___ Texto fornecido ___

Opinião: O artista nasce feito
Luiz Gonzaga Fenelon Negrinho (de Passos/MG)
No ano passado, um amigo de longa data me procura para dizer que sairia candidato a vereador por determinado partido. Palavras dele, disse botar fé no fato de ser popular, ter boas ideias, gozar de prestígio e bom conceito social, ser membro de família enorme para ajudar nos votos etc. Perguntou-me, em seguida, o que eu achava do seu propósito, já que sua vontade era ajudar o povo nos seus anseios e conquistas, entre outras coisas.
Não muito animado a tratar de política, assunto que pouco rende, a não ser amolação e desentendimentos, fiz-lhe ver que o artista nasce feito. Sem entender minha colocação, veio com o já esperado: “Como assim, artista nasce feito, não estamos falando de artista!”.

___

[Tarefas]
A. Diga se cada afirmação concorda com o texto de opinião, respondendo sim ou não e citando as palavras do texto que decidem a questão: (i) o amigo anunciou que sairia candidato a vereador; (ii) quem escreve estava animado a tratar de política; (iii) o amigo entendeu de imediato a colocação de quem escreve.
B. Reproduza sem alterações as linhas dos registros, do início até a linha que contém "legend-label-so2: SO2 Brightness", incluindo esta.

___ Registros fornecidos ___

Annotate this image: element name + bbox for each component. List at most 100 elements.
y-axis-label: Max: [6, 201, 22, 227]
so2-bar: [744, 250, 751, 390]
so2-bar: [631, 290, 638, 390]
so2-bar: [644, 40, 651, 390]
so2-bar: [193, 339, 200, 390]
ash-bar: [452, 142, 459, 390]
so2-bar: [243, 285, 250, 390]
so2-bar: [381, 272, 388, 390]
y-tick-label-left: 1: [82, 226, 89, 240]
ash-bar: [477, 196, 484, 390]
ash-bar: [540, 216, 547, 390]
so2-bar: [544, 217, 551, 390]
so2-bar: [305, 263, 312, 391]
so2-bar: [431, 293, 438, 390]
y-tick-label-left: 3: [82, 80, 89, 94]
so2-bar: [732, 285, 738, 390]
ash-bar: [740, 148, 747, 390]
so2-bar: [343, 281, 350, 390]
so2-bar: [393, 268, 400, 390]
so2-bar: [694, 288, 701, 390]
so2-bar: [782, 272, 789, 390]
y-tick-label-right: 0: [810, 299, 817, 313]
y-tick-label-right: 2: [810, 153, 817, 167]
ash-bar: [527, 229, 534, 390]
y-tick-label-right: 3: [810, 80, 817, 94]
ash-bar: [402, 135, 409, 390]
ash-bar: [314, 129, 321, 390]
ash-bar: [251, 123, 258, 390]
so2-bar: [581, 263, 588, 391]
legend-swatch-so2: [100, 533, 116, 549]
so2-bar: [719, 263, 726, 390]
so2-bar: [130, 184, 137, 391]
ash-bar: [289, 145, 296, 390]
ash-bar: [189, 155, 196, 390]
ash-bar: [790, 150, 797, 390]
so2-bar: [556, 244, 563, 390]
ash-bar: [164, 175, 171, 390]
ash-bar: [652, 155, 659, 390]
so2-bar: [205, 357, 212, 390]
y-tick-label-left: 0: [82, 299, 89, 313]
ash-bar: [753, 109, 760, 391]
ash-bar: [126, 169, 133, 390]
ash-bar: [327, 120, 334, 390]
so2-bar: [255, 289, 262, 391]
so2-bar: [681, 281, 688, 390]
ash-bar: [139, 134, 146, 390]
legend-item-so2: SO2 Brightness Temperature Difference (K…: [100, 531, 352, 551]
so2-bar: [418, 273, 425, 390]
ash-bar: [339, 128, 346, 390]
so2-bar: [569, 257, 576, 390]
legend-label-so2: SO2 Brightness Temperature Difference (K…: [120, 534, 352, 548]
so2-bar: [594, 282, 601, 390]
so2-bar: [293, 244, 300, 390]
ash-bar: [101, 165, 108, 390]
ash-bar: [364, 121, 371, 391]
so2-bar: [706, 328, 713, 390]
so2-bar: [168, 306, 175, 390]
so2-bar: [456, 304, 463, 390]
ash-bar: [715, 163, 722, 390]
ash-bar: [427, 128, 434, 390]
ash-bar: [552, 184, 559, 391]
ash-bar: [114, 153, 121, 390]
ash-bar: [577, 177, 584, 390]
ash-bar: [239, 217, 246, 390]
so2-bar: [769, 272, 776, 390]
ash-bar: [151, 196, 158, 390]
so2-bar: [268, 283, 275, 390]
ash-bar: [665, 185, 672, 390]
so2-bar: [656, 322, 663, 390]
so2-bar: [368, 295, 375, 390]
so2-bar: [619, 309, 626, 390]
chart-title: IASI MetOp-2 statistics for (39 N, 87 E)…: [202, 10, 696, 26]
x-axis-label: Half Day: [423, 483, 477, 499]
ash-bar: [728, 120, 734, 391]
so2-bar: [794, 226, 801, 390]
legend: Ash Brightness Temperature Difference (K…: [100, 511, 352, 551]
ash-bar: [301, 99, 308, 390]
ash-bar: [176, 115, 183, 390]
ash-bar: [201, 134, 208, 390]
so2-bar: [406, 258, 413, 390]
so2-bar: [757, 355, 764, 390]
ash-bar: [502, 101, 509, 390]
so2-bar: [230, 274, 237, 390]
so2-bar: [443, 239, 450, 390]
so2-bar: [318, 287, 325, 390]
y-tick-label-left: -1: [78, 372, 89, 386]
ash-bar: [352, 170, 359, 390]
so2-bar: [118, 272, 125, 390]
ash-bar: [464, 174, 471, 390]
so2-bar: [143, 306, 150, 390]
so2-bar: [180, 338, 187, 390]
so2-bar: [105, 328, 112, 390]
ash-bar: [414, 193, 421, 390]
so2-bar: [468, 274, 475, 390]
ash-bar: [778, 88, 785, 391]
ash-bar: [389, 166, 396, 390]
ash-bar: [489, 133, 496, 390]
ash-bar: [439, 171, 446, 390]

___

[Respostas]
A.
(i) Sim: "sairia candidato a vereador por determinado partido".
(ii) Não: "Não muito animado a tratar de política".
(iii) Não: "Sem entender minha colocação".

B.
Annotate this image: element name + bbox for each component. List at most 100 elements.
y-axis-label: Max: [6, 201, 22, 227]
so2-bar: [744, 250, 751, 390]
so2-bar: [631, 290, 638, 390]
so2-bar: [644, 40, 651, 390]
so2-bar: [193, 339, 200, 390]
ash-bar: [452, 142, 459, 390]
so2-bar: [243, 285, 250, 390]
so2-bar: [381, 272, 388, 390]
y-tick-label-left: 1: [82, 226, 89, 240]
ash-bar: [477, 196, 484, 390]
ash-bar: [540, 216, 547, 390]
so2-bar: [544, 217, 551, 390]
so2-bar: [305, 263, 312, 391]
so2-bar: [431, 293, 438, 390]
y-tick-label-left: 3: [82, 80, 89, 94]
so2-bar: [732, 285, 738, 390]
ash-bar: [740, 148, 747, 390]
so2-bar: [343, 281, 350, 390]
so2-bar: [393, 268, 400, 390]
so2-bar: [694, 288, 701, 390]
so2-bar: [782, 272, 789, 390]
y-tick-label-right: 0: [810, 299, 817, 313]
y-tick-label-right: 2: [810, 153, 817, 167]
ash-bar: [527, 229, 534, 390]
y-tick-label-right: 3: [810, 80, 817, 94]
ash-bar: [402, 135, 409, 390]
ash-bar: [314, 129, 321, 390]
ash-bar: [251, 123, 258, 390]
so2-bar: [581, 263, 588, 391]
legend-swatch-so2: [100, 533, 116, 549]
so2-bar: [719, 263, 726, 390]
so2-bar: [130, 184, 137, 391]
ash-bar: [289, 145, 296, 390]
ash-bar: [189, 155, 196, 390]
ash-bar: [790, 150, 797, 390]
so2-bar: [556, 244, 563, 390]
ash-bar: [164, 175, 171, 390]
ash-bar: [652, 155, 659, 390]
so2-bar: [205, 357, 212, 390]
y-tick-label-left: 0: [82, 299, 89, 313]
ash-bar: [753, 109, 760, 391]
ash-bar: [126, 169, 133, 390]
ash-bar: [327, 120, 334, 390]
so2-bar: [255, 289, 262, 391]
so2-bar: [681, 281, 688, 390]
ash-bar: [139, 134, 146, 390]
legend-item-so2: SO2 Brightness Temperature Difference (K…: [100, 531, 352, 551]
so2-bar: [418, 273, 425, 390]
ash-bar: [339, 128, 346, 390]
so2-bar: [569, 257, 576, 390]
legend-label-so2: SO2 Brightness Temperature Difference (K…: [120, 534, 352, 548]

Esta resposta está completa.